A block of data
════

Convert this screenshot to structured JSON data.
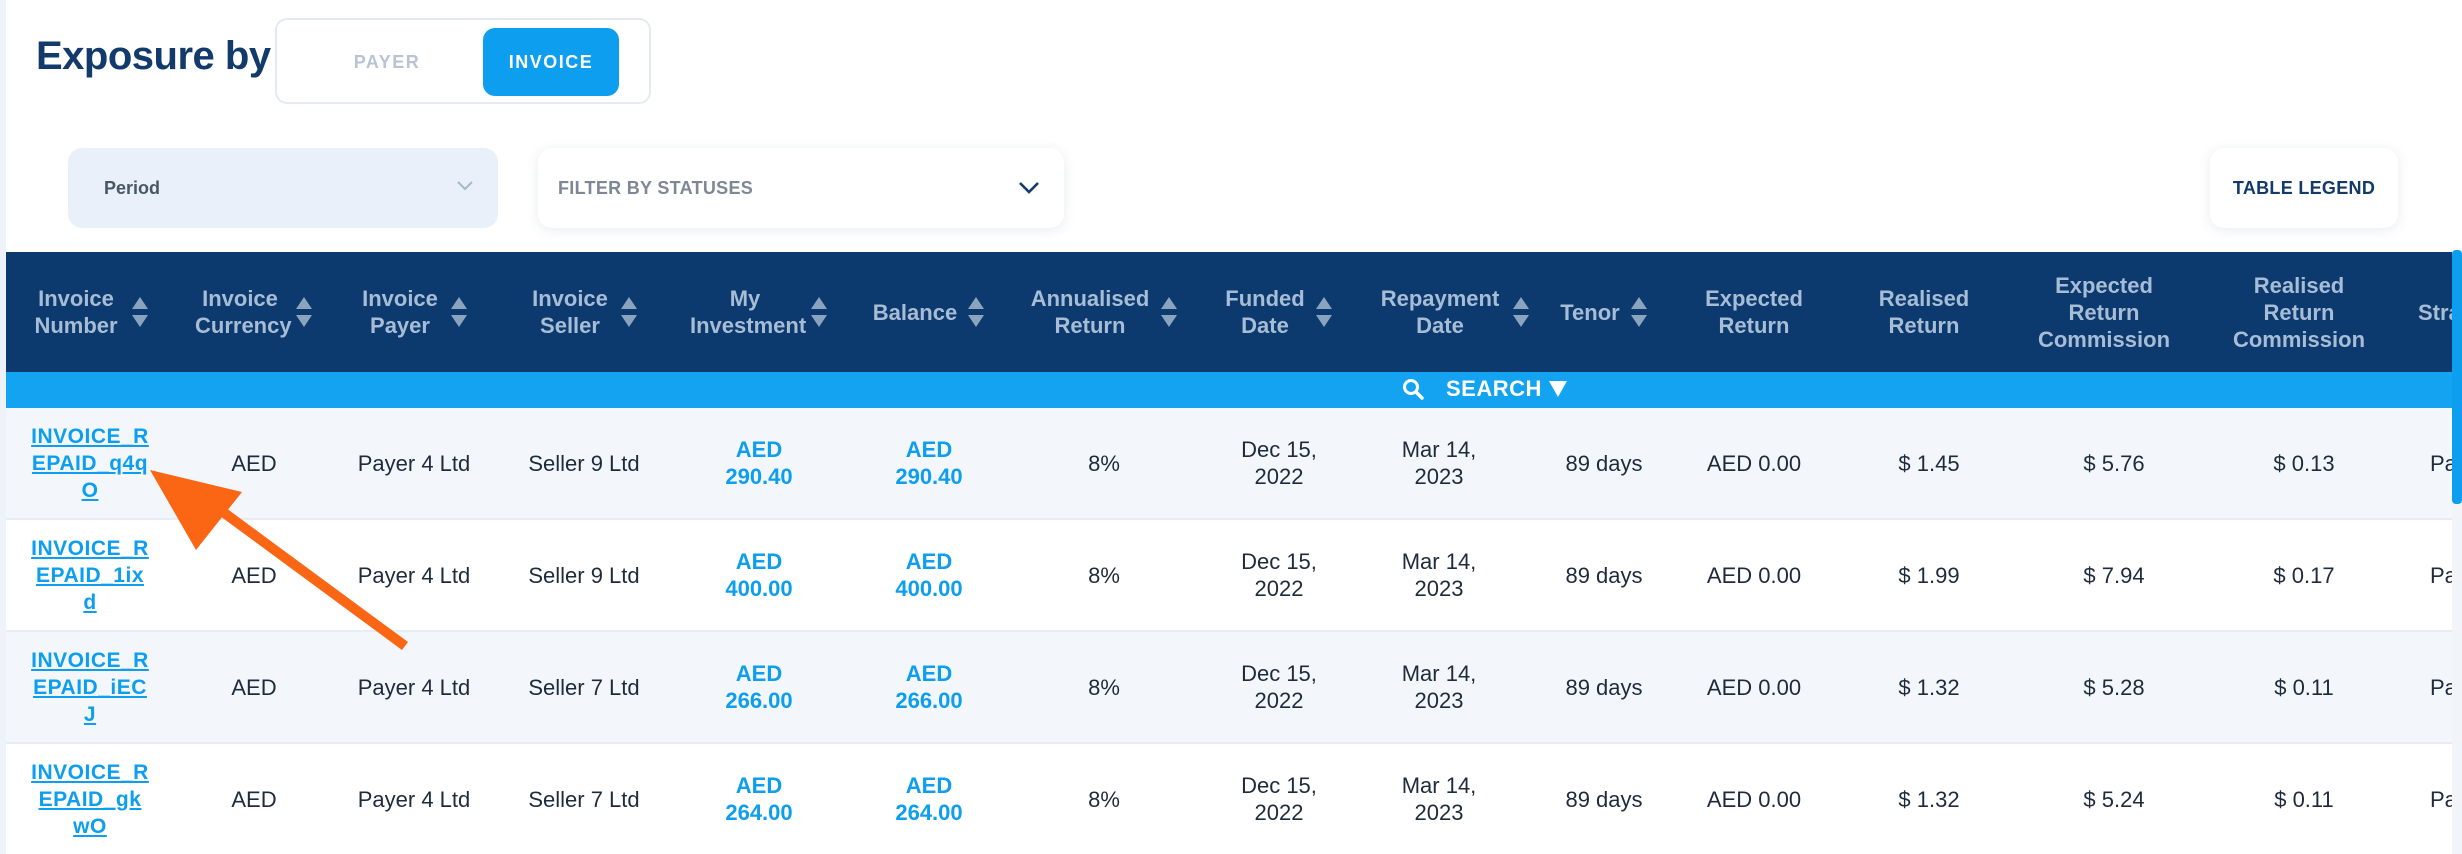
{
  "header": {
    "title": "Exposure by",
    "toggle": {
      "payer": "PAYER",
      "invoice": "INVOICE",
      "selected": "INVOICE"
    }
  },
  "filters": {
    "period_label": "Period",
    "status_label": "FILTER BY STATUSES",
    "legend_button": "TABLE LEGEND"
  },
  "table": {
    "columns": [
      "Invoice Number",
      "Invoice Currency",
      "Invoice Payer",
      "Invoice Seller",
      "My Investment",
      "Balance",
      "Annualised Return",
      "Funded Date",
      "Repayment Date",
      "Tenor",
      "Expected Return",
      "Realised Return",
      "Expected Return Commission",
      "Realised Return Commission",
      "Stra"
    ],
    "search_label": "SEARCH",
    "rows": [
      {
        "invoice_number": "INVOICE_REPAID_q4qO",
        "inv_l1": "INVOICE_R",
        "inv_l2": "EPAID_q4q",
        "inv_l3": "O",
        "currency": "AED",
        "payer": "Payer 4 Ltd",
        "seller": "Seller 9 Ltd",
        "investment": "AED 290.40",
        "inv_cur": "AED",
        "inv_amt": "290.40",
        "bal_cur": "AED",
        "bal_amt": "290.40",
        "annualised": "8%",
        "funded_1": "Dec 15,",
        "funded_2": "2022",
        "repay_1": "Mar 14,",
        "repay_2": "2023",
        "tenor": "89 days",
        "expected": "AED 0.00",
        "realised": "$ 1.45",
        "exp_comm": "$ 5.76",
        "real_comm": "$ 0.13",
        "strategy": "Pa"
      },
      {
        "invoice_number": "INVOICE_REPAID_1ixd",
        "inv_l1": "INVOICE_R",
        "inv_l2": "EPAID_1ix",
        "inv_l3": "d",
        "currency": "AED",
        "payer": "Payer 4 Ltd",
        "seller": "Seller 9 Ltd",
        "inv_cur": "AED",
        "inv_amt": "400.00",
        "bal_cur": "AED",
        "bal_amt": "400.00",
        "annualised": "8%",
        "funded_1": "Dec 15,",
        "funded_2": "2022",
        "repay_1": "Mar 14,",
        "repay_2": "2023",
        "tenor": "89 days",
        "expected": "AED 0.00",
        "realised": "$ 1.99",
        "exp_comm": "$ 7.94",
        "real_comm": "$ 0.17",
        "strategy": "Pa"
      },
      {
        "invoice_number": "INVOICE_REPAID_iECJ",
        "inv_l1": "INVOICE_R",
        "inv_l2": "EPAID_iEC",
        "inv_l3": "J",
        "currency": "AED",
        "payer": "Payer 4 Ltd",
        "seller": "Seller 7 Ltd",
        "inv_cur": "AED",
        "inv_amt": "266.00",
        "bal_cur": "AED",
        "bal_amt": "266.00",
        "annualised": "8%",
        "funded_1": "Dec 15,",
        "funded_2": "2022",
        "repay_1": "Mar 14,",
        "repay_2": "2023",
        "tenor": "89 days",
        "expected": "AED 0.00",
        "realised": "$ 1.32",
        "exp_comm": "$ 5.28",
        "real_comm": "$ 0.11",
        "strategy": "Pa"
      },
      {
        "invoice_number": "INVOICE_REPAID_gkwO",
        "inv_l1": "INVOICE_R",
        "inv_l2": "EPAID_gk",
        "inv_l3": "wO",
        "currency": "AED",
        "payer": "Payer 4 Ltd",
        "seller": "Seller 7 Ltd",
        "inv_cur": "AED",
        "inv_amt": "264.00",
        "bal_cur": "AED",
        "bal_amt": "264.00",
        "annualised": "8%",
        "funded_1": "Dec 15,",
        "funded_2": "2022",
        "repay_1": "Mar 14,",
        "repay_2": "2023",
        "tenor": "89 days",
        "expected": "AED 0.00",
        "realised": "$ 1.32",
        "exp_comm": "$ 5.24",
        "real_comm": "$ 0.11",
        "strategy": "Pa"
      }
    ]
  },
  "colors": {
    "header_bg": "#0c3a6e",
    "accent": "#0d9eef",
    "annotation_arrow": "#fa6614"
  },
  "annotation": {
    "icon": "arrow-pointer-icon"
  }
}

════

Extract every line containing the string "Commission" from the material.

▸ **SOLUTION TO THIS PROBLEM**:
      "Expected Return Commission",
      "Realised Return Commission",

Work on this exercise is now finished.